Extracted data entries
|---|
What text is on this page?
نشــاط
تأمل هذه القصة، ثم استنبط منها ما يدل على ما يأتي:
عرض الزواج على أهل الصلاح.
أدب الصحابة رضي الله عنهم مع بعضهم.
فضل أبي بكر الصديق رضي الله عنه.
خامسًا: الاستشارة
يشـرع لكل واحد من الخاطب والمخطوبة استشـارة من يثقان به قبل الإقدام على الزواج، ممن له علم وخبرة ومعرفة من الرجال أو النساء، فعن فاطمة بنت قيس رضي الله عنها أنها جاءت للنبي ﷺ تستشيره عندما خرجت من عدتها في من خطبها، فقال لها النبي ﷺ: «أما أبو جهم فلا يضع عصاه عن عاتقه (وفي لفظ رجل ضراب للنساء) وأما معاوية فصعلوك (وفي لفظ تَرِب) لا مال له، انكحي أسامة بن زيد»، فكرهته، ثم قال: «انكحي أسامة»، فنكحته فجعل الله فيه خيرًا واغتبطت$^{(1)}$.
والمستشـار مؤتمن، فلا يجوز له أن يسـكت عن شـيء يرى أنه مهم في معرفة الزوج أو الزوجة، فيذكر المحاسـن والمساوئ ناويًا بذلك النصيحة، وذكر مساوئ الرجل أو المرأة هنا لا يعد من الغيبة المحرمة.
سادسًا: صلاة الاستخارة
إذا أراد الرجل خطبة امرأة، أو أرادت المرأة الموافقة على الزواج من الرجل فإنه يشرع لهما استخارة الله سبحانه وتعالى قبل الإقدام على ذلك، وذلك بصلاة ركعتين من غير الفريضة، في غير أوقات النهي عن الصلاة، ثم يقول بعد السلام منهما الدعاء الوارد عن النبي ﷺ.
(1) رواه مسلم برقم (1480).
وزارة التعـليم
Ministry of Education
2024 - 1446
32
|---|
**WHAT THE TASK ASKS**
Nothing may be left out: return each entry exactly as it reads.

**PROBLEM SOLUTION**
What text is on this page?
نشــاط
تأمل هذه القصة، ثم استنبط منها ما يدل على ما يأتي:
عرض الزواج على أهل الصلاح.
أدب الصحابة رضي الله عنهم مع بعضهم.
فضل أبي بكر الصديق رضي الله عنه.
خامسًا: الاستشارة
يشـرع لكل واحد من الخاطب والمخطوبة استشـارة من يثقان به قبل الإقدام على الزواج، ممن له علم وخبرة ومعرفة من الرجال أو النساء، فعن فاطمة بنت قيس رضي الله عنها أنها جاءت للنبي ﷺ تستشيره عندما خرجت من عدتها في من خطبها، فقال لها النبي ﷺ: «أما أبو جهم فلا يضع عصاه عن عاتقه (وفي لفظ رجل ضراب للنساء) وأما معاوية فصعلوك (وفي لفظ تَرِب) لا مال له، انكحي أسامة بن زيد»، فكرهته، ثم قال: «انكحي أسامة»، فنكحته فجعل الله فيه خيرًا واغتبطت$^{(1)}$.
والمستشـار مؤتمن، فلا يجوز له أن يسـكت عن شـيء يرى أنه مهم في معرفة الزوج أو الزوجة، فيذكر المحاسـن والمساوئ ناويًا بذلك النصيحة، وذكر مساوئ الرجل أو المرأة هنا لا يعد من الغيبة المحرمة.
سادسًا: صلاة الاستخارة
إذا أراد الرجل خطبة امرأة، أو أرادت المرأة الموافقة على الزواج من الرجل فإنه يشرع لهما استخارة الله سبحانه وتعالى قبل الإقدام على ذلك، وذلك بصلاة ركعتين من غير الفريضة، في غير أوقات النهي عن الصلاة، ثم يقول بعد السلام منهما الدعاء الوارد عن النبي ﷺ.
(1) رواه مسلم برقم (1480).
وزارة التعـليم
Ministry of Education
2024 - 1446
32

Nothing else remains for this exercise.